> _WHAT THE TASK REQUIRES_
What follows is a listing to transcribe exactly, leaving the pictures out.

> _INFORMATION PROVIDED_
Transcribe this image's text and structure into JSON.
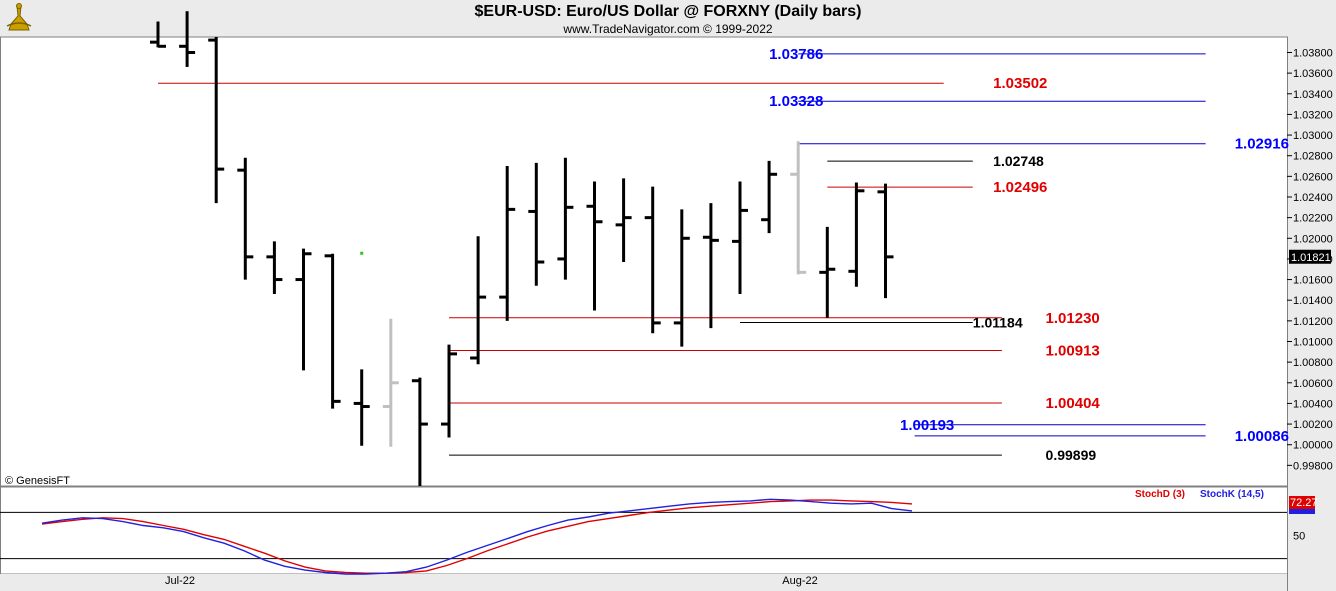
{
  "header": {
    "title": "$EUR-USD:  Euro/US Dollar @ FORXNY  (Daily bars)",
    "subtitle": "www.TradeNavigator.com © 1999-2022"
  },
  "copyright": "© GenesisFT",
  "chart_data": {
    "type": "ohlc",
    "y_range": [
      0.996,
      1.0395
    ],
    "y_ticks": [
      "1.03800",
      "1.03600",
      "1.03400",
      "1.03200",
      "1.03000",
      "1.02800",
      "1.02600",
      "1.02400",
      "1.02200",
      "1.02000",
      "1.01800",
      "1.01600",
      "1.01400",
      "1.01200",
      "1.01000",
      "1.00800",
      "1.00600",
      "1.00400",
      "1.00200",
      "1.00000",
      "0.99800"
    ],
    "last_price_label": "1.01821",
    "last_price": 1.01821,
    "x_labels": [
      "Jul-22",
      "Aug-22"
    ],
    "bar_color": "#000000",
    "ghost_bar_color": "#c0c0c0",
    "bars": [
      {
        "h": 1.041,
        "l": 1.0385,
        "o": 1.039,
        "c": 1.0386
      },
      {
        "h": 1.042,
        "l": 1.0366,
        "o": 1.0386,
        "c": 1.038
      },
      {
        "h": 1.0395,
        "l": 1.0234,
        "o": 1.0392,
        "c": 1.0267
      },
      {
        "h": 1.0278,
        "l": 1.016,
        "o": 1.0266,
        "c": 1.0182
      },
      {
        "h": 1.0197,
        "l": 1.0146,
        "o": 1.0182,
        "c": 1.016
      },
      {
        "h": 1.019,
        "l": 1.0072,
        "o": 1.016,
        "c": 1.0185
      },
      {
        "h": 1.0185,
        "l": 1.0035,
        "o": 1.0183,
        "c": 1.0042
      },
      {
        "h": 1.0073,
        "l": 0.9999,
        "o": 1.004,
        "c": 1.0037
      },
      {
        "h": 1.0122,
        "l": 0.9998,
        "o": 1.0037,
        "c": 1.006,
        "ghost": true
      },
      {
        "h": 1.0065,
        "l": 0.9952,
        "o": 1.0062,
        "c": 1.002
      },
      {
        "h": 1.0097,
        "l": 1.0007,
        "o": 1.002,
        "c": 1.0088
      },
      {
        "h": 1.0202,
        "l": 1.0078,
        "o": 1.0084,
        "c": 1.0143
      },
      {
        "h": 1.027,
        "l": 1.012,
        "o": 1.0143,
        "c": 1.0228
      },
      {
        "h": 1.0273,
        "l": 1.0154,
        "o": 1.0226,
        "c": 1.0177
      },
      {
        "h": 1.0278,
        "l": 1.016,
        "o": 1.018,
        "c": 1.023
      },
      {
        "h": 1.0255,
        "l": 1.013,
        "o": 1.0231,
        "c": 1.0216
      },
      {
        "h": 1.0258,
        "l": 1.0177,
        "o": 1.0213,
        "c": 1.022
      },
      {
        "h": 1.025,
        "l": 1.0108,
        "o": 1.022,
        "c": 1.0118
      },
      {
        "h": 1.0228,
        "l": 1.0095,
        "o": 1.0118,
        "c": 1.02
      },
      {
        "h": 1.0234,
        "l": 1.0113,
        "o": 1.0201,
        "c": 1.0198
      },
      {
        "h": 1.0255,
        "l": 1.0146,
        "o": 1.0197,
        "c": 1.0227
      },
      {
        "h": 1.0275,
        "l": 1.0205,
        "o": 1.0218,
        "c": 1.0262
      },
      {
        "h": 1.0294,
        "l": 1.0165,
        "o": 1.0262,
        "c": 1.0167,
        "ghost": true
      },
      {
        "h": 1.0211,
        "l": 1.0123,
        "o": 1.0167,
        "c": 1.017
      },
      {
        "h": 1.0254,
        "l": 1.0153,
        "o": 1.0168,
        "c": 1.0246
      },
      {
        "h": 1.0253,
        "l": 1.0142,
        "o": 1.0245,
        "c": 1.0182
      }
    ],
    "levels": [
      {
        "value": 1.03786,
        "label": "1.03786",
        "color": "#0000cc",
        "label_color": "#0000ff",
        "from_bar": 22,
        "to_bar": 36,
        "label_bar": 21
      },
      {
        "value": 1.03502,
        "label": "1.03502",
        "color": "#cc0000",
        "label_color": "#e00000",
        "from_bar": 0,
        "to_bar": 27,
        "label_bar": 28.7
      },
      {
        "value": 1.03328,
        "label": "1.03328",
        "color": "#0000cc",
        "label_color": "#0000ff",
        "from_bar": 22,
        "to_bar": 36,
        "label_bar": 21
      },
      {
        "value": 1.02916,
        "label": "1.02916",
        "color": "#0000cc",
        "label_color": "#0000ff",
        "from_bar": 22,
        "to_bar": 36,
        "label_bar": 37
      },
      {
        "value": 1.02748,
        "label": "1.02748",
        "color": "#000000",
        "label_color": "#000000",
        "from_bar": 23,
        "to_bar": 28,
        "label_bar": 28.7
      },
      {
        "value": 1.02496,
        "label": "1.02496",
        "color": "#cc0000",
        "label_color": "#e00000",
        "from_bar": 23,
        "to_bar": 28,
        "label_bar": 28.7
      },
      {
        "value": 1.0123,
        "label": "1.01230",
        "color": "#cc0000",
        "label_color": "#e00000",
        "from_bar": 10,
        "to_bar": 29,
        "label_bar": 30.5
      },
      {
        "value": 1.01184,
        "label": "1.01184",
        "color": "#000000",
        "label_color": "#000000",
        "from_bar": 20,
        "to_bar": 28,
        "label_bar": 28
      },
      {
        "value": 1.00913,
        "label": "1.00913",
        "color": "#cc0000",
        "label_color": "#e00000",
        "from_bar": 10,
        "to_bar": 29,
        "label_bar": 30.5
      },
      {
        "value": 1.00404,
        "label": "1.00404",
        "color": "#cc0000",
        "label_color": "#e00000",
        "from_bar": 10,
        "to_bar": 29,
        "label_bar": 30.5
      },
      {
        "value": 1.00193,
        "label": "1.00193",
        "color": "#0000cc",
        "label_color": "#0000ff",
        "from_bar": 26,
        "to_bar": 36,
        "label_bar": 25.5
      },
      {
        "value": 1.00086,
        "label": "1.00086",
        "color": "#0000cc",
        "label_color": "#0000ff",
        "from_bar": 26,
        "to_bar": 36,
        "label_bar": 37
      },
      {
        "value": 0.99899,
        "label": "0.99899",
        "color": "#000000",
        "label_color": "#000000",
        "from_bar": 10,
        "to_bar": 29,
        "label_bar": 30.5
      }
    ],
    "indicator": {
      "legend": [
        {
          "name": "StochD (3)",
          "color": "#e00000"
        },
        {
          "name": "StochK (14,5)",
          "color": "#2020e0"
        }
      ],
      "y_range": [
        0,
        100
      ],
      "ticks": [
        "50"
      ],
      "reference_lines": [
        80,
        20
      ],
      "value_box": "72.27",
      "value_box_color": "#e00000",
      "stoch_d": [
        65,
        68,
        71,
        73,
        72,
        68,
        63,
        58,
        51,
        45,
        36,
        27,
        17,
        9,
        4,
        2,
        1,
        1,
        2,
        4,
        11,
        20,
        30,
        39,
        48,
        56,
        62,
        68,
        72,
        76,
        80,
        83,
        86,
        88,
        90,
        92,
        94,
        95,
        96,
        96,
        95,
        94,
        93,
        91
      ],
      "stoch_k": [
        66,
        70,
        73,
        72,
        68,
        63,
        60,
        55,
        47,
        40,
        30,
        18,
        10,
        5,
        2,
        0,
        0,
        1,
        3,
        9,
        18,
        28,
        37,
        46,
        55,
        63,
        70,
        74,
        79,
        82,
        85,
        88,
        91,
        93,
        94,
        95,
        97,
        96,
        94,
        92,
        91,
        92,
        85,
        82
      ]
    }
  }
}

> _SOLUTION TO THIS EXERCISE_
Transcribe this image's text and structure into JSON.
{
  "header": {
    "title": "$EUR-USD:  Euro/US Dollar @ FORXNY  (Daily bars)",
    "subtitle": "www.TradeNavigator.com © 1999-2022"
  },
  "copyright": "© GenesisFT",
  "chart_data": {
    "type": "ohlc",
    "y_range": [
      0.996,
      1.0395
    ],
    "y_ticks": [
      "1.03800",
      "1.03600",
      "1.03400",
      "1.03200",
      "1.03000",
      "1.02800",
      "1.02600",
      "1.02400",
      "1.02200",
      "1.02000",
      "1.01800",
      "1.01600",
      "1.01400",
      "1.01200",
      "1.01000",
      "1.00800",
      "1.00600",
      "1.00400",
      "1.00200",
      "1.00000",
      "0.99800"
    ],
    "last_price_label": "1.01821",
    "last_price": 1.01821,
    "x_labels": [
      "Jul-22",
      "Aug-22"
    ],
    "bar_color": "#000000",
    "ghost_bar_color": "#c0c0c0",
    "bars": [
      {
        "h": 1.041,
        "l": 1.0385,
        "o": 1.039,
        "c": 1.0386
      },
      {
        "h": 1.042,
        "l": 1.0366,
        "o": 1.0386,
        "c": 1.038
      },
      {
        "h": 1.0395,
        "l": 1.0234,
        "o": 1.0392,
        "c": 1.0267
      },
      {
        "h": 1.0278,
        "l": 1.016,
        "o": 1.0266,
        "c": 1.0182
      },
      {
        "h": 1.0197,
        "l": 1.0146,
        "o": 1.0182,
        "c": 1.016
      },
      {
        "h": 1.019,
        "l": 1.0072,
        "o": 1.016,
        "c": 1.0185
      },
      {
        "h": 1.0185,
        "l": 1.0035,
        "o": 1.0183,
        "c": 1.0042
      },
      {
        "h": 1.0073,
        "l": 0.9999,
        "o": 1.004,
        "c": 1.0037
      },
      {
        "h": 1.0122,
        "l": 0.9998,
        "o": 1.0037,
        "c": 1.006,
        "ghost": true
      },
      {
        "h": 1.0065,
        "l": 0.9952,
        "o": 1.0062,
        "c": 1.002
      },
      {
        "h": 1.0097,
        "l": 1.0007,
        "o": 1.002,
        "c": 1.0088
      },
      {
        "h": 1.0202,
        "l": 1.0078,
        "o": 1.0084,
        "c": 1.0143
      },
      {
        "h": 1.027,
        "l": 1.012,
        "o": 1.0143,
        "c": 1.0228
      },
      {
        "h": 1.0273,
        "l": 1.0154,
        "o": 1.0226,
        "c": 1.0177
      },
      {
        "h": 1.0278,
        "l": 1.016,
        "o": 1.018,
        "c": 1.023
      },
      {
        "h": 1.0255,
        "l": 1.013,
        "o": 1.0231,
        "c": 1.0216
      },
      {
        "h": 1.0258,
        "l": 1.0177,
        "o": 1.0213,
        "c": 1.022
      },
      {
        "h": 1.025,
        "l": 1.0108,
        "o": 1.022,
        "c": 1.0118
      },
      {
        "h": 1.0228,
        "l": 1.0095,
        "o": 1.0118,
        "c": 1.02
      },
      {
        "h": 1.0234,
        "l": 1.0113,
        "o": 1.0201,
        "c": 1.0198
      },
      {
        "h": 1.0255,
        "l": 1.0146,
        "o": 1.0197,
        "c": 1.0227
      },
      {
        "h": 1.0275,
        "l": 1.0205,
        "o": 1.0218,
        "c": 1.0262
      },
      {
        "h": 1.0294,
        "l": 1.0165,
        "o": 1.0262,
        "c": 1.0167,
        "ghost": true
      },
      {
        "h": 1.0211,
        "l": 1.0123,
        "o": 1.0167,
        "c": 1.017
      },
      {
        "h": 1.0254,
        "l": 1.0153,
        "o": 1.0168,
        "c": 1.0246
      },
      {
        "h": 1.0253,
        "l": 1.0142,
        "o": 1.0245,
        "c": 1.0182
      }
    ],
    "levels": [
      {
        "value": 1.03786,
        "label": "1.03786",
        "color": "#0000cc",
        "label_color": "#0000ff",
        "from_bar": 22,
        "to_bar": 36,
        "label_bar": 21
      },
      {
        "value": 1.03502,
        "label": "1.03502",
        "color": "#cc0000",
        "label_color": "#e00000",
        "from_bar": 0,
        "to_bar": 27,
        "label_bar": 28.7
      },
      {
        "value": 1.03328,
        "label": "1.03328",
        "color": "#0000cc",
        "label_color": "#0000ff",
        "from_bar": 22,
        "to_bar": 36,
        "label_bar": 21
      },
      {
        "value": 1.02916,
        "label": "1.02916",
        "color": "#0000cc",
        "label_color": "#0000ff",
        "from_bar": 22,
        "to_bar": 36,
        "label_bar": 37
      },
      {
        "value": 1.02748,
        "label": "1.02748",
        "color": "#000000",
        "label_color": "#000000",
        "from_bar": 23,
        "to_bar": 28,
        "label_bar": 28.7
      },
      {
        "value": 1.02496,
        "label": "1.02496",
        "color": "#cc0000",
        "label_color": "#e00000",
        "from_bar": 23,
        "to_bar": 28,
        "label_bar": 28.7
      },
      {
        "value": 1.0123,
        "label": "1.01230",
        "color": "#cc0000",
        "label_color": "#e00000",
        "from_bar": 10,
        "to_bar": 29,
        "label_bar": 30.5
      },
      {
        "value": 1.01184,
        "label": "1.01184",
        "color": "#000000",
        "label_color": "#000000",
        "from_bar": 20,
        "to_bar": 28,
        "label_bar": 28
      },
      {
        "value": 1.00913,
        "label": "1.00913",
        "color": "#cc0000",
        "label_color": "#e00000",
        "from_bar": 10,
        "to_bar": 29,
        "label_bar": 30.5
      },
      {
        "value": 1.00404,
        "label": "1.00404",
        "color": "#cc0000",
        "label_color": "#e00000",
        "from_bar": 10,
        "to_bar": 29,
        "label_bar": 30.5
      },
      {
        "value": 1.00193,
        "label": "1.00193",
        "color": "#0000cc",
        "label_color": "#0000ff",
        "from_bar": 26,
        "to_bar": 36,
        "label_bar": 25.5
      },
      {
        "value": 1.00086,
        "label": "1.00086",
        "color": "#0000cc",
        "label_color": "#0000ff",
        "from_bar": 26,
        "to_bar": 36,
        "label_bar": 37
      },
      {
        "value": 0.99899,
        "label": "0.99899",
        "color": "#000000",
        "label_color": "#000000",
        "from_bar": 10,
        "to_bar": 29,
        "label_bar": 30.5
      }
    ],
    "indicator": {
      "legend": [
        {
          "name": "StochD (3)",
          "color": "#e00000"
        },
        {
          "name": "StochK (14,5)",
          "color": "#2020e0"
        }
      ],
      "y_range": [
        0,
        100
      ],
      "ticks": [
        "50"
      ],
      "reference_lines": [
        80,
        20
      ],
      "value_box": "72.27",
      "value_box_color": "#e00000",
      "stoch_d": [
        65,
        68,
        71,
        73,
        72,
        68,
        63,
        58,
        51,
        45,
        36,
        27,
        17,
        9,
        4,
        2,
        1,
        1,
        2,
        4,
        11,
        20,
        30,
        39,
        48,
        56,
        62,
        68,
        72,
        76,
        80,
        83,
        86,
        88,
        90,
        92,
        94,
        95,
        96,
        96,
        95,
        94,
        93,
        91
      ],
      "stoch_k": [
        66,
        70,
        73,
        72,
        68,
        63,
        60,
        55,
        47,
        40,
        30,
        18,
        10,
        5,
        2,
        0,
        0,
        1,
        3,
        9,
        18,
        28,
        37,
        46,
        55,
        63,
        70,
        74,
        79,
        82,
        85,
        88,
        91,
        93,
        94,
        95,
        97,
        96,
        94,
        92,
        91,
        92,
        85,
        82
      ]
    }
  }
}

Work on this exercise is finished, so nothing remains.